◆ **Problem to work on**: Quote the whole listing word for word. Do not include the pictures.

[Dataset items]
--- Begin ---

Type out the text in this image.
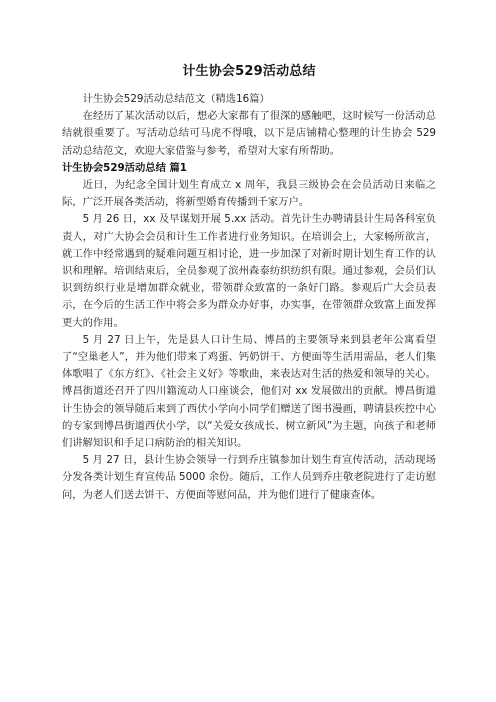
计生协会529活动总结

计生协会529活动总结范文（精选16篇）

在经历了某次活动以后，想必大家都有了很深的感触吧，这时候写一份活动总结就很重要了。写活动总结可马虎不得哦，以下是店铺精心整理的计生协会 529 活动总结范文，欢迎大家借鉴与参考，希望对大家有所帮助。

计生协会529活动总结 篇1

近日，为纪念全国计划生育成立 x 周年，我县三级协会在会员活动日来临之际，广泛开展各类活动，将新型婚育传播到千家万户。

5 月 26 日，xx 及早谋划开展 5.xx 活动。首先计生办聘请县计生局各科室负责人，对广大协会会员和计生工作者进行业务知识。在培训会上，大家畅所欲言，就工作中经常遇到的疑难问题互相讨论，进一步加深了对新时期计划生育工作的认识和理解。培训结束后，全员参观了滨州森泰纺织纺织有限。通过参观，会员们认识到纺织行业是增加群众就业，带领群众致富的一条好门路。参观后广大会员表示，在今后的生活工作中将会多为群众办好事，办实事，在带领群众致富上面发挥更大的作用。

5 月 27 日上午，先是县人口计生局、博昌的主要领导来到县老年公寓看望了“空巢老人”，并为他们带来了鸡蛋、钙奶饼干、方便面等生活用需品，老人们集体歌唱了《东方红》、《社会主义好》等歌曲，来表达对生活的热爱和领导的关心。博昌街道还召开了四川籍流动人口座谈会，他们对 xx 发展做出的贡献。博昌街道计生协会的领导随后来到了西伏小学向小同学们赠送了图书漫画，聘请县疾控中心的专家到博昌街道西伏小学，以“关爱女孩成长、树立新风”为主题，向孩子和老师们讲解知识和手足口病防治的相关知识。

5 月 27 日，县计生协会领导一行到乔庄镇参加计划生育宣传活动，活动现场分发各类计划生育宣传品 5000 余份。随后，工作人员到乔庄敬老院进行了走访慰问，为老人们送去饼干、方便面等慰问品，并为他们进行了健康查体。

--- End ---

◆ **Answer for this exercise**:
Type out the text in this image.
计生协会529活动总结

计生协会529活动总结范文（精选16篇）

在经历了某次活动以后，想必大家都有了很深的感触吧，这时候写一份活动总结就很重要了。写活动总结可马虎不得哦，以下是店铺精心整理的计生协会 529 活动总结范文，欢迎大家借鉴与参考，希望对大家有所帮助。

计生协会529活动总结 篇1

近日，为纪念全国计划生育成立 x 周年，我县三级协会在会员活动日来临之际，广泛开展各类活动，将新型婚育传播到千家万户。

5 月 26 日，xx 及早谋划开展 5.xx 活动。首先计生办聘请县计生局各科室负责人，对广大协会会员和计生工作者进行业务知识。在培训会上，大家畅所欲言，就工作中经常遇到的疑难问题互相讨论，进一步加深了对新时期计划生育工作的认识和理解。培训结束后，全员参观了滨州森泰纺织纺织有限。通过参观，会员们认识到纺织行业是增加群众就业，带领群众致富的一条好门路。参观后广大会员表示，在今后的生活工作中将会多为群众办好事，办实事，在带领群众致富上面发挥更大的作用。

5 月 27 日上午，先是县人口计生局、博昌的主要领导来到县老年公寓看望了“空巢老人”，并为他们带来了鸡蛋、钙奶饼干、方便面等生活用需品，老人们集体歌唱了《东方红》、《社会主义好》等歌曲，来表达对生活的热爱和领导的关心。博昌街道还召开了四川籍流动人口座谈会，他们对 xx 发展做出的贡献。博昌街道计生协会的领导随后来到了西伏小学向小同学们赠送了图书漫画，聘请县疾控中心的专家到博昌街道西伏小学，以“关爱女孩成长、树立新风”为主题，向孩子和老师们讲解知识和手足口病防治的相关知识。

5 月 27 日，县计生协会领导一行到乔庄镇参加计划生育宣传活动，活动现场分发各类计划生育宣传品 5000 余份。随后，工作人员到乔庄敬老院进行了走访慰问，为老人们送去饼干、方便面等慰问品，并为他们进行了健康查体。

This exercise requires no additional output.